Write out the full set of records below exactly.

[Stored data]

---

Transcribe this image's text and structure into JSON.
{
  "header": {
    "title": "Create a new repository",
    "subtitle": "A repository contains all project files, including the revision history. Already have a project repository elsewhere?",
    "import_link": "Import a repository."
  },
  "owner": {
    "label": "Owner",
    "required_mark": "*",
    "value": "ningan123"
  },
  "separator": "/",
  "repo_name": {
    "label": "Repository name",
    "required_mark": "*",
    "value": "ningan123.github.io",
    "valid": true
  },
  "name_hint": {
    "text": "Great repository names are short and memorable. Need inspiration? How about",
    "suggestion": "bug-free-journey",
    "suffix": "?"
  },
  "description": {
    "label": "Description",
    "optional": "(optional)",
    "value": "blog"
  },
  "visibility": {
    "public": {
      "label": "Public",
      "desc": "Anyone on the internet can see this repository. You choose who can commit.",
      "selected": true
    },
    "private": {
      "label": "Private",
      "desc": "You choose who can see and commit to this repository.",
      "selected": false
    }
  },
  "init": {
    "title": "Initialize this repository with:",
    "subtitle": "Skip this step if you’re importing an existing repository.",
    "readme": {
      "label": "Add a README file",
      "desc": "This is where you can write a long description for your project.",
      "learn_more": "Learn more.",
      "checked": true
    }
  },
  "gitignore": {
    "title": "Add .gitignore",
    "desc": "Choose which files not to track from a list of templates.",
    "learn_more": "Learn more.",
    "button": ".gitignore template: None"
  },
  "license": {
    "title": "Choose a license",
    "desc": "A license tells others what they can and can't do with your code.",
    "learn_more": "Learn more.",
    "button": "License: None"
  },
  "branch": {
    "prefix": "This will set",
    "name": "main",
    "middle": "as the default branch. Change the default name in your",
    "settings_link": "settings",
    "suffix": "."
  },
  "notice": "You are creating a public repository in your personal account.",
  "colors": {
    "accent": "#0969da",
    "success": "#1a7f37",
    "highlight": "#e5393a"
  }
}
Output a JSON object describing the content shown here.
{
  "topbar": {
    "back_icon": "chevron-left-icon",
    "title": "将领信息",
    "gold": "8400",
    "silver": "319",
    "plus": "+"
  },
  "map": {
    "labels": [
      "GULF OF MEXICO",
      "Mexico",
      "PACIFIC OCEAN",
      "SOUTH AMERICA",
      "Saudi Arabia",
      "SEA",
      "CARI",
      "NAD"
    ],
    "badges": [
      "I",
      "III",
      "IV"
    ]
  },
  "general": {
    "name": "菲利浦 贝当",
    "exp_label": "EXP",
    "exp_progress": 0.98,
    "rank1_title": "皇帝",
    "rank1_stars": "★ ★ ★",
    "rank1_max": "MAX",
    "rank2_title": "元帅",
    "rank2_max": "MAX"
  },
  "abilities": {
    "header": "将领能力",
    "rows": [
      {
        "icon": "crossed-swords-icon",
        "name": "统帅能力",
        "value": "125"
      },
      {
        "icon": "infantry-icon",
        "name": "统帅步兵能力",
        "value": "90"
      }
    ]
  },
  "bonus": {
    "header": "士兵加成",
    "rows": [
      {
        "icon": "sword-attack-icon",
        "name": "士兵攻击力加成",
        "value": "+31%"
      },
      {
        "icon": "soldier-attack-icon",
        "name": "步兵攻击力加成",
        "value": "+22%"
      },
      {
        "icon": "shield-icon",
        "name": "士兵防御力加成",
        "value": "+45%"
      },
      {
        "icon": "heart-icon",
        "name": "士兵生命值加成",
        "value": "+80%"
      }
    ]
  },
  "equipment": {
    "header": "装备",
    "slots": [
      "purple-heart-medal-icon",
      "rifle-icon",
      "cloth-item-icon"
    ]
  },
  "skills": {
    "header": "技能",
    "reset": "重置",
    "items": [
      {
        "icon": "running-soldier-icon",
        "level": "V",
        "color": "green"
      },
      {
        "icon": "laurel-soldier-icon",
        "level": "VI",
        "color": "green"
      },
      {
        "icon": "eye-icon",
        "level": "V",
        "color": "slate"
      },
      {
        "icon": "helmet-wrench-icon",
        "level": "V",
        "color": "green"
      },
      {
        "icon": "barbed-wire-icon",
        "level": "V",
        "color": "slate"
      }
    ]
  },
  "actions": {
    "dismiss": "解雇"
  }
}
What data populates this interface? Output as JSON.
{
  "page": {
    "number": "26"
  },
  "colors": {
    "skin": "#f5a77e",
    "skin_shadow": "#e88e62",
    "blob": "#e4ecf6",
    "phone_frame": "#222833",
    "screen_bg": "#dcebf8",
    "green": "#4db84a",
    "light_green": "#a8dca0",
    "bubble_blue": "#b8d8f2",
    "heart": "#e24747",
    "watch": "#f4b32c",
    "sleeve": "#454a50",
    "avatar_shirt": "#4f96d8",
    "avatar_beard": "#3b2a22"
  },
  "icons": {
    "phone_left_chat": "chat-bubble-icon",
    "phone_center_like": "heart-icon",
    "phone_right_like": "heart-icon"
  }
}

---

# [Result]
Transcribe this image's text and structure into JSON.
{
  "header": {
    "title": "Create a new repository",
    "subtitle": "A repository contains all project files, including the revision history. Already have a project repository elsewhere?",
    "import_link": "Import a repository."
  },
  "owner": {
    "label": "Owner",
    "required_mark": "*",
    "value": "ningan123"
  },
  "separator": "/",
  "repo_name": {
    "label": "Repository name",
    "required_mark": "*",
    "value": "ningan123.github.io",
    "valid": true
  },
  "name_hint": {
    "text": "Great repository names are short and memorable. Need inspiration? How about",
    "suggestion": "bug-free-journey",
    "suffix": "?"
  },
  "description": {
    "label": "Description",
    "optional": "(optional)",
    "value": "blog"
  },
  "visibility": {
    "public": {
      "label": "Public",
      "desc": "Anyone on the internet can see this repository. You choose who can commit.",
      "selected": true
    },
    "private": {
      "label": "Private",
      "desc": "You choose who can see and commit to this repository.",
      "selected": false
    }
  },
  "init": {
    "title": "Initialize this repository with:",
    "subtitle": "Skip this step if you’re importing an existing repository.",
    "readme": {
      "label": "Add a README file",
      "desc": "This is where you can write a long description for your project.",
      "learn_more": "Learn more.",
      "checked": true
    }
  },
  "gitignore": {
    "title": "Add .gitignore",
    "desc": "Choose which files not to track from a list of templates.",
    "learn_more": "Learn more.",
    "button": ".gitignore template: None"
  },
  "license": {
    "title": "Choose a license",
    "desc": "A license tells others what they can and can't do with your code.",
    "learn_more": "Learn more.",
    "button": "License: None"
  },
  "branch": {
    "prefix": "This will set",
    "name": "main",
    "middle": "as the default branch. Change the default name in your",
    "settings_link": "settings",
    "suffix": "."
  },
  "notice": "You are creating a public repository in your personal account.",
  "colors": {
    "accent": "#0969da",
    "success": "#1a7f37",
    "highlight": "#e5393a"
  }
}
Output a JSON object describing the content shown here.
{
  "topbar": {
    "back_icon": "chevron-left-icon",
    "title": "将领信息",
    "gold": "8400",
    "silver": "319",
    "plus": "+"
  },
  "map": {
    "labels": [
      "GULF OF MEXICO",
      "Mexico",
      "PACIFIC OCEAN",
      "SOUTH AMERICA",
      "Saudi Arabia",
      "SEA",
      "CARI",
      "NAD"
    ],
    "badges": [
      "I",
      "III",
      "IV"
    ]
  },
  "general": {
    "name": "菲利浦 贝当",
    "exp_label": "EXP",
    "exp_progress": 0.98,
    "rank1_title": "皇帝",
    "rank1_stars": "★ ★ ★",
    "rank1_max": "MAX",
    "rank2_title": "元帅",
    "rank2_max": "MAX"
  },
  "abilities": {
    "header": "将领能力",
    "rows": [
      {
        "icon": "crossed-swords-icon",
        "name": "统帅能力",
        "value": "125"
      },
      {
        "icon": "infantry-icon",
        "name": "统帅步兵能力",
        "value": "90"
      }
    ]
  },
  "bonus": {
    "header": "士兵加成",
    "rows": [
      {
        "icon": "sword-attack-icon",
        "name": "士兵攻击力加成",
        "value": "+31%"
      },
      {
        "icon": "soldier-attack-icon",
        "name": "步兵攻击力加成",
        "value": "+22%"
      },
      {
        "icon": "shield-icon",
        "name": "士兵防御力加成",
        "value": "+45%"
      },
      {
        "icon": "heart-icon",
        "name": "士兵生命值加成",
        "value": "+80%"
      }
    ]
  },
  "equipment": {
    "header": "装备",
    "slots": [
      "purple-heart-medal-icon",
      "rifle-icon",
      "cloth-item-icon"
    ]
  },
  "skills": {
    "header": "技能",
    "reset": "重置",
    "items": [
      {
        "icon": "running-soldier-icon",
        "level": "V",
        "color": "green"
      },
      {
        "icon": "laurel-soldier-icon",
        "level": "VI",
        "color": "green"
      },
      {
        "icon": "eye-icon",
        "level": "V",
        "color": "slate"
      },
      {
        "icon": "helmet-wrench-icon",
        "level": "V",
        "color": "green"
      },
      {
        "icon": "barbed-wire-icon",
        "level": "V",
        "color": "slate"
      }
    ]
  },
  "actions": {
    "dismiss": "解雇"
  }
}
What data populates this interface? Output as JSON.
{
  "page": {
    "number": "26"
  },
  "colors": {
    "skin": "#f5a77e",
    "skin_shadow": "#e88e62",
    "blob": "#e4ecf6",
    "phone_frame": "#222833",
    "screen_bg": "#dcebf8",
    "green": "#4db84a",
    "light_green": "#a8dca0",
    "bubble_blue": "#b8d8f2",
    "heart": "#e24747",
    "watch": "#f4b32c",
    "sleeve": "#454a50",
    "avatar_shirt": "#4f96d8",
    "avatar_beard": "#3b2a22"
  },
  "icons": {
    "phone_left_chat": "chat-bubble-icon",
    "phone_center_like": "heart-icon",
    "phone_right_like": "heart-icon"
  }
}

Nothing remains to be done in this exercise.